* _Given problem_:
Turn everything in the items below, from the line containing "916, 1342, 947]" down to the line containing "818, 1039, 839]", into a JSON list of strings with one string per line. Skip any blank lines.

>> begin

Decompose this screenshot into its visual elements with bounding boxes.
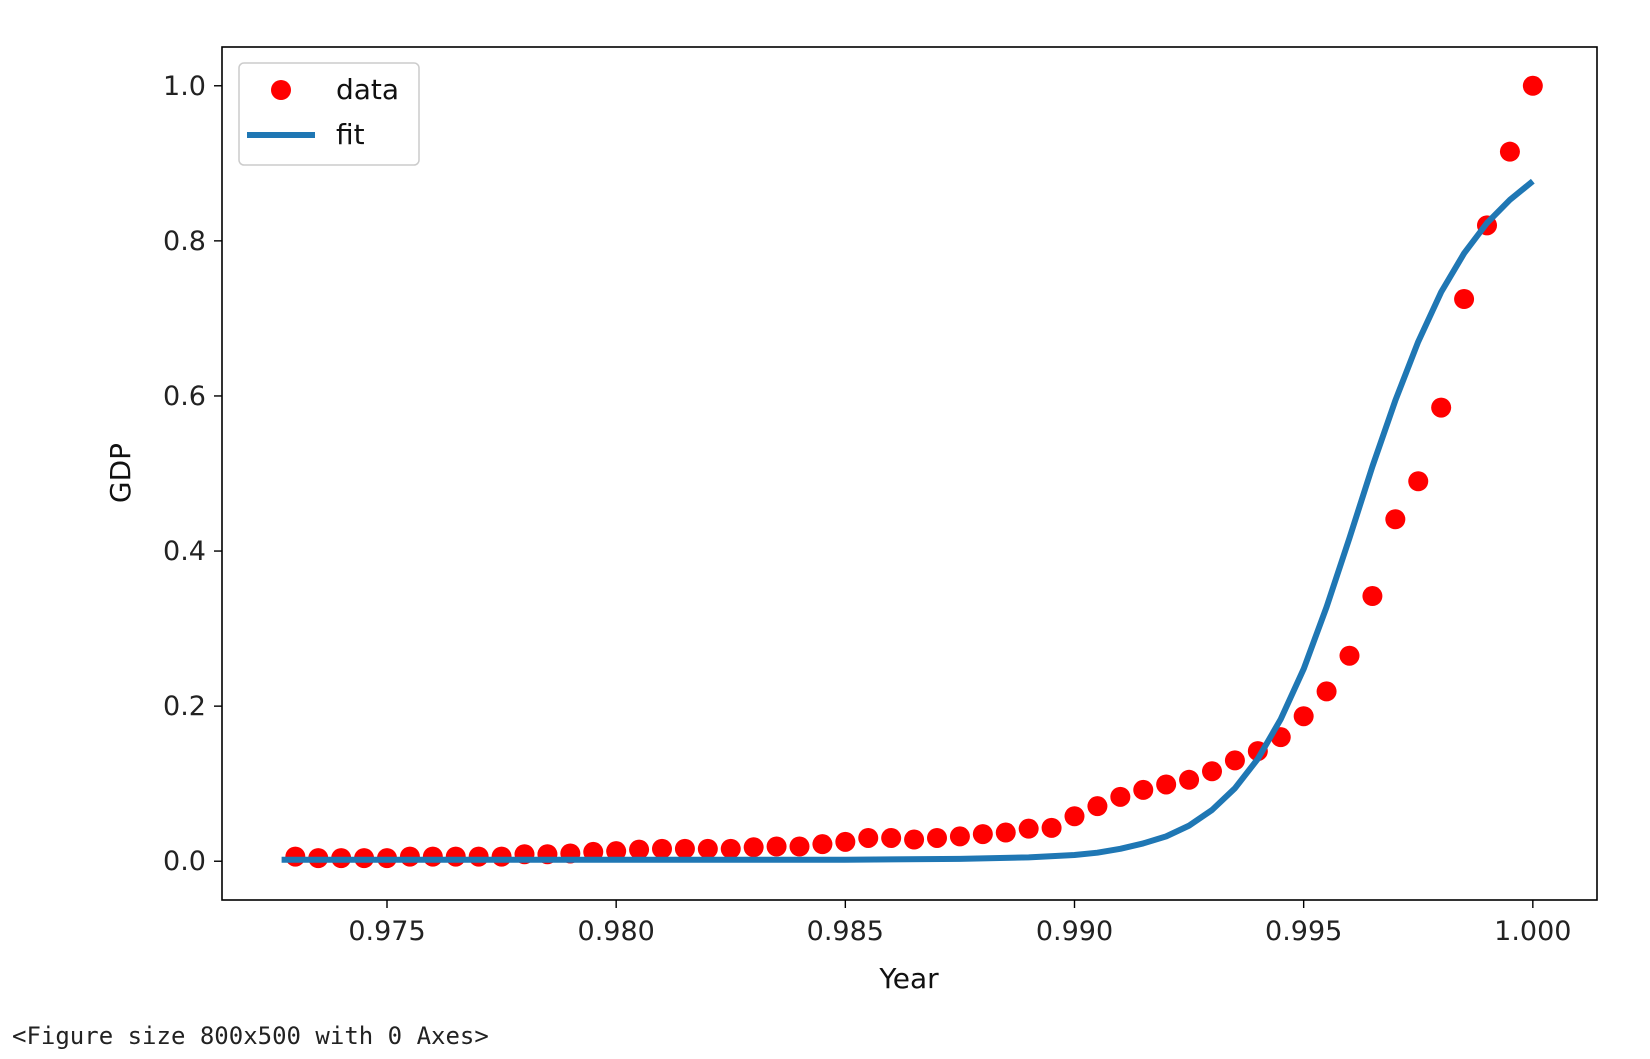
x-tick-label: 0.995	[1265, 916, 1342, 947]
x-axis-label: Year	[878, 962, 939, 995]
data-point	[1499, 141, 1520, 162]
data-point	[468, 846, 489, 867]
data-point	[835, 831, 856, 852]
x-axis: 0.975 0.980 0.985 0.990 0.995 1.000	[348, 900, 1571, 947]
chart: 0.975 0.980 0.985 0.990 0.995 1.000 0.0 0.2 0.4…	[104, 46, 1598, 995]
data-point	[904, 829, 925, 850]
series-layer	[281, 75, 1543, 869]
data-point	[1522, 75, 1543, 96]
data-point	[445, 846, 466, 867]
data-point	[995, 822, 1016, 843]
figure-output-text: <Figure size 800x500 with 0 Axes>	[12, 1022, 489, 1050]
data-point	[1316, 681, 1337, 702]
data-point	[697, 838, 718, 859]
data-point	[1385, 509, 1406, 530]
legend-label-data: data	[336, 73, 399, 106]
data-point	[789, 836, 810, 857]
data-point	[652, 838, 672, 859]
y-tick-label: 0.8	[163, 226, 206, 257]
data-point	[674, 838, 695, 859]
data-point	[1110, 786, 1131, 807]
y-tick-label: 0.2	[163, 691, 206, 722]
data-point	[720, 838, 741, 859]
data-point	[881, 827, 902, 848]
data-point	[1202, 761, 1222, 782]
axes-frame	[221, 46, 1598, 901]
data-point	[1431, 397, 1452, 418]
data-point	[1224, 750, 1245, 771]
y-axis-label: GDP	[104, 443, 137, 503]
x-tick-label: 0.990	[1036, 916, 1113, 947]
y-tick-label: 0.6	[163, 381, 206, 412]
data-point	[629, 839, 650, 860]
legend-label-fit: fit	[336, 118, 365, 151]
data-point	[949, 826, 970, 847]
y-tick-label: 0.0	[163, 846, 206, 877]
legend: data fit	[238, 62, 420, 166]
data-point	[491, 846, 512, 867]
data-point	[927, 827, 947, 848]
x-tick-label: 1.000	[1494, 916, 1571, 947]
legend-marker-data	[271, 80, 291, 100]
data-point	[1133, 779, 1154, 800]
data-point	[1179, 769, 1200, 790]
data-point	[812, 834, 833, 855]
data-point	[766, 836, 787, 857]
y-tick-label: 1.0	[163, 71, 206, 102]
data-point	[1064, 806, 1085, 827]
data-point	[1041, 817, 1062, 838]
y-tick-label: 0.4	[163, 536, 206, 567]
data-point	[743, 837, 764, 858]
data-point	[606, 841, 627, 862]
data-point	[1454, 289, 1475, 310]
x-tick-label: 0.985	[807, 916, 884, 947]
plot-area	[221, 46, 1598, 901]
data-point	[858, 827, 879, 848]
y-axis: 0.0 0.2 0.4 0.6 0.8 1.0	[163, 71, 222, 877]
data-point	[972, 824, 993, 845]
data-point	[1018, 818, 1039, 839]
data-point	[399, 846, 420, 867]
x-tick-label: 0.980	[578, 916, 655, 947]
data-point	[285, 846, 306, 867]
data-point	[422, 846, 443, 867]
data-point	[1293, 706, 1314, 727]
data-point	[1156, 774, 1177, 795]
data-point	[1339, 645, 1360, 666]
data-point	[1408, 471, 1429, 492]
fit-line	[281, 178, 1535, 863]
x-tick-label: 0.975	[348, 916, 425, 947]
data-point	[1087, 796, 1108, 817]
data-point	[1362, 586, 1383, 607]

>> end

* _Task response_:
[
  "x-tick-label: 0.995\t[1265, 916, 1342, 947]",
  "x-axis-label: Year\t[878, 962, 939, 995]",
  "data-point\t[1499, 141, 1520, 162]",
  "data-point\t[468, 846, 489, 867]",
  "data-point\t[835, 831, 856, 852]",
  "x-axis: 0.975 0.980 0.985 0.990 0.995 1.000\t[348, 900, 1571, 947]",
  "chart: 0.975 0.980 0.985 0.990 0.995 1.000 0.0 0.2 0.4…\t[104, 46, 1598, 995]",
  "data-point\t[904, 829, 925, 850]",
  "series-layer\t[281, 75, 1543, 869]",
  "data-point\t[1522, 75, 1543, 96]",
  "data-point\t[445, 846, 466, 867]",
  "data-point\t[995, 822, 1016, 843]",
  "figure-output-text: <Figure size 800x500 with 0 Axes>\t[12, 1022, 489, 1050]",
  "data-point\t[1316, 681, 1337, 702]",
  "data-point\t[697, 838, 718, 859]",
  "data-point\t[1385, 509, 1406, 530]",
  "legend-label-data: data\t[336, 73, 399, 106]",
  "data-point\t[789, 836, 810, 857]",
  "data-point\t[652, 838, 672, 859]",
  "y-tick-label: 0.8\t[163, 226, 206, 257]",
  "data-point\t[674, 838, 695, 859]",
  "data-point\t[1110, 786, 1131, 807]",
  "y-tick-label: 0.2\t[163, 691, 206, 722]",
  "data-point\t[720, 838, 741, 859]",
  "data-point\t[881, 827, 902, 848]",
  "data-point\t[1202, 761, 1222, 782]",
  "axes-frame\t[221, 46, 1598, 901]",
  "data-point\t[1431, 397, 1452, 418]",
  "data-point\t[1224, 750, 1245, 771]",
  "y-axis-label: GDP\t[104, 443, 137, 503]",
  "x-tick-label: 0.990\t[1036, 916, 1113, 947]",
  "y-tick-label: 0.6\t[163, 381, 206, 412]",
  "data-point\t[629, 839, 650, 860]",
  "legend-label-fit: fit\t[336, 118, 365, 151]",
  "data-point\t[949, 826, 970, 847]",
  "y-tick-label: 0.0\t[163, 846, 206, 877]",
  "legend: data fit\t[238, 62, 420, 166]",
  "data-point\t[491, 846, 512, 867]",
  "data-point\t[927, 827, 947, 848]",
  "x-tick-label: 1.000\t[1494, 916, 1571, 947]",
  "legend-marker-data\t[271, 80, 291, 100]",
  "data-point\t[1133, 779, 1154, 800]",
  "data-point\t[1179, 769, 1200, 790]",
  "data-point\t[812, 834, 833, 855]",
  "data-point\t[766, 836, 787, 857]",
  "y-tick-label: 1.0\t[163, 71, 206, 102]",
  "data-point\t[1064, 806, 1085, 827]",
  "data-point\t[1041, 817, 1062, 838]",
  "y-tick-label: 0.4\t[163, 536, 206, 567]",
  "data-point\t[743, 837, 764, 858]",
  "data-point\t[606, 841, 627, 862]",
  "data-point\t[1454, 289, 1475, 310]",
  "x-tick-label: 0.985\t[807, 916, 884, 947]",
  "plot-area\t[221, 46, 1598, 901]",
  "data-point\t[858, 827, 879, 848]",
  "y-axis: 0.0 0.2 0.4 0.6 0.8 1.0\t[163, 71, 222, 877]",
  "data-point\t[972, 824, 993, 845]",
  "data-point\t[1018, 818, 1039, 839]"
]